GOAL OF THE EXERCISE
Give the number of lines in the data that contain "this", and nothing more.

RECORDS TO USE
———
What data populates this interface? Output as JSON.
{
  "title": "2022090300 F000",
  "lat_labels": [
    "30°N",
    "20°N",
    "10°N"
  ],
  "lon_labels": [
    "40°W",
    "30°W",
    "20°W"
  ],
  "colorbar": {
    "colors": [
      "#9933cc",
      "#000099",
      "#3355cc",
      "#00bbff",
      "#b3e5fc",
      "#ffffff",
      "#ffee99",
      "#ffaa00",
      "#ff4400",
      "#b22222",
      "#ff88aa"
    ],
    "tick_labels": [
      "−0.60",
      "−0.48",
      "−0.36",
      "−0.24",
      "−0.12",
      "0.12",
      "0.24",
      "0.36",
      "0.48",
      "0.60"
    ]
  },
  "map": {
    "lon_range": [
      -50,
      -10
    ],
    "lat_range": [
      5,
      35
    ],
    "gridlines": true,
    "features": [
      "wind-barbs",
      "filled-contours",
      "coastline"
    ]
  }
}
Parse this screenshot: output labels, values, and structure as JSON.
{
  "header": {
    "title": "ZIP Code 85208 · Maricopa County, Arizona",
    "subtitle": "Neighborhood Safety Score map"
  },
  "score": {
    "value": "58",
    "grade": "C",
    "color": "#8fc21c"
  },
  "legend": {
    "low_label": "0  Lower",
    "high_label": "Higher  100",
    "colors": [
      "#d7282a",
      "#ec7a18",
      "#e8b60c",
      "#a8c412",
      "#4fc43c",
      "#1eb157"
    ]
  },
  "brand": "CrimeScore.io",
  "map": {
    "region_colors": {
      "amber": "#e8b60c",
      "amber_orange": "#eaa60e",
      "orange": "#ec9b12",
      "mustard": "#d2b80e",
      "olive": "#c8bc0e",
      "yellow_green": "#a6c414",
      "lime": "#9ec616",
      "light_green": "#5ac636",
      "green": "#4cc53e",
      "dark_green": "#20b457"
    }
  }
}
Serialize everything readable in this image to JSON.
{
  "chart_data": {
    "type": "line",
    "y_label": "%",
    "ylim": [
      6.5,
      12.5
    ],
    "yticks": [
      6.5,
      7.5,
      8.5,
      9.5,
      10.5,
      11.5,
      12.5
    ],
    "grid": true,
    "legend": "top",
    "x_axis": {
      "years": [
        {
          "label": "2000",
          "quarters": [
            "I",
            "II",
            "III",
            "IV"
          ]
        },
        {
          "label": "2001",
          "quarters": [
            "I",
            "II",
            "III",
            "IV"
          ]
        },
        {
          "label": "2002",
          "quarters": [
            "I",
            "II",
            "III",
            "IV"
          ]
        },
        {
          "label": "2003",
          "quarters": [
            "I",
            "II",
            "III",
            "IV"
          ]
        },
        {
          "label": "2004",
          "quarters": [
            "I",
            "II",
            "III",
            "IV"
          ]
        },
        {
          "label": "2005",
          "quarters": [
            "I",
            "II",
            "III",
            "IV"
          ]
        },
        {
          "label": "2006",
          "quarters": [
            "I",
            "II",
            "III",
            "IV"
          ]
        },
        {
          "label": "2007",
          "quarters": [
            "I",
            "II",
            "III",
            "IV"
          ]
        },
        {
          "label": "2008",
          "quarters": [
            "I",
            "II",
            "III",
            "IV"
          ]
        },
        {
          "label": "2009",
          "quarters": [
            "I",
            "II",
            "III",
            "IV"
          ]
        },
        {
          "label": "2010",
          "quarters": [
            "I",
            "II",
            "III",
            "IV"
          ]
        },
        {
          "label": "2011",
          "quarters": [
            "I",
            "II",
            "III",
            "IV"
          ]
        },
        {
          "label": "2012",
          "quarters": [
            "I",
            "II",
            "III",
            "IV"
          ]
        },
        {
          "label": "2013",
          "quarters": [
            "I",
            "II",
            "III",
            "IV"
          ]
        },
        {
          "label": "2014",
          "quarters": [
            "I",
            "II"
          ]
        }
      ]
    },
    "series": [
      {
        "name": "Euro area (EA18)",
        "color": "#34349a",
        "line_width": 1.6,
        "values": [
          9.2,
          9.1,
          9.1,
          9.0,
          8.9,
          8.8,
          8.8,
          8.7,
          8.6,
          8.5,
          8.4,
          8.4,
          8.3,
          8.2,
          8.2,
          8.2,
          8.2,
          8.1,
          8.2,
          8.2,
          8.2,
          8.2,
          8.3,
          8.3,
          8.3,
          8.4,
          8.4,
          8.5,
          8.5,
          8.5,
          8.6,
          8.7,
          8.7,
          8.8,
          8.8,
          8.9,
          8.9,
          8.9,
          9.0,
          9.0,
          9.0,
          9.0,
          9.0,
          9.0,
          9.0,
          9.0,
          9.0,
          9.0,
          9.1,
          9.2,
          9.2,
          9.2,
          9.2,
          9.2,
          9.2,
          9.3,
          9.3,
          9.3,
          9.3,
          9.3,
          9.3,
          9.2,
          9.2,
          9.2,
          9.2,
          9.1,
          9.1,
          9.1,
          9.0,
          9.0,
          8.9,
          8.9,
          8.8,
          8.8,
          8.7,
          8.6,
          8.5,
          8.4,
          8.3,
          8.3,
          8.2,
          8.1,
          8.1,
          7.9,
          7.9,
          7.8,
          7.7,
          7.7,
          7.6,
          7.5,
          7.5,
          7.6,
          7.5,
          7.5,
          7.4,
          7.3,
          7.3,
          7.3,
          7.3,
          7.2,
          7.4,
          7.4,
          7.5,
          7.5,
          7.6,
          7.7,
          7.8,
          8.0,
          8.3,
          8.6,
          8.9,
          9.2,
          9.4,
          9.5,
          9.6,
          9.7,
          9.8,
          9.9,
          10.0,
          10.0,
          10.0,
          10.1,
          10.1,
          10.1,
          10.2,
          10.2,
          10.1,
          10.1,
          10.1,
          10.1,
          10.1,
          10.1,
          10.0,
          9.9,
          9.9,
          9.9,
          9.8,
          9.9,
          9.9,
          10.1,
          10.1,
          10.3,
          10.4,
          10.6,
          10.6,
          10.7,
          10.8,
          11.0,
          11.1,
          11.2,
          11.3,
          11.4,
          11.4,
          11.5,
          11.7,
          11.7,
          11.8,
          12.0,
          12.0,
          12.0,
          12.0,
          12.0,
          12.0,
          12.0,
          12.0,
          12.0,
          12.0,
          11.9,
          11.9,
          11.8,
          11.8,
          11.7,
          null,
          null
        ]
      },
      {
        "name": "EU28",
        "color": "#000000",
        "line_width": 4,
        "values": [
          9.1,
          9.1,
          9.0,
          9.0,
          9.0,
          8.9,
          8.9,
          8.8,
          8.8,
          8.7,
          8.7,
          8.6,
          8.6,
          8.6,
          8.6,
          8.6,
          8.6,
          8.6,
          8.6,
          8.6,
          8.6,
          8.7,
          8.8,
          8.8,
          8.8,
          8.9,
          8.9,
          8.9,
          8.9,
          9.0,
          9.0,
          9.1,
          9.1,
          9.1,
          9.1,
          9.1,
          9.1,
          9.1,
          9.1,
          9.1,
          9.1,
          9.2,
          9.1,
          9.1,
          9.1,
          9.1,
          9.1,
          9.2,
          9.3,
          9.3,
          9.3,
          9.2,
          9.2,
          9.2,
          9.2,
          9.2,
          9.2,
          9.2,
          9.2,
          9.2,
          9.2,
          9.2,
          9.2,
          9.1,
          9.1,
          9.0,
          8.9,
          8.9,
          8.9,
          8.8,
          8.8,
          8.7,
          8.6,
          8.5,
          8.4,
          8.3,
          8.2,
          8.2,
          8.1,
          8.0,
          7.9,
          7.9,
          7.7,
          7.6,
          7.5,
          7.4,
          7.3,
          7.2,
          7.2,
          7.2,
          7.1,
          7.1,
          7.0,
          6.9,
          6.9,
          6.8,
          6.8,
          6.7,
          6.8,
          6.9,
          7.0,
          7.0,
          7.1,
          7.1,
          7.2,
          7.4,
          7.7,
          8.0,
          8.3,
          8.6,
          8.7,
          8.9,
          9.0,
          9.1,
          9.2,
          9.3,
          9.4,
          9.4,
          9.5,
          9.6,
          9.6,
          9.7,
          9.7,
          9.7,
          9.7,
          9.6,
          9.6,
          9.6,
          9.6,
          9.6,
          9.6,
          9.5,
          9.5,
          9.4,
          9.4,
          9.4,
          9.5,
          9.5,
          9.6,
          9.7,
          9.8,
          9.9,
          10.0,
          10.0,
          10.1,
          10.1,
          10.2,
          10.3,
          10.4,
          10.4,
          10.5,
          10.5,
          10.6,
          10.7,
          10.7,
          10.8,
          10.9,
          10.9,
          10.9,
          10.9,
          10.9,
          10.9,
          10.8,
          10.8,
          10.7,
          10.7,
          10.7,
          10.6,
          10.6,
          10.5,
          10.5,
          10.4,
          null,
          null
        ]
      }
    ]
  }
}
———
CORRECT RESPONSE
3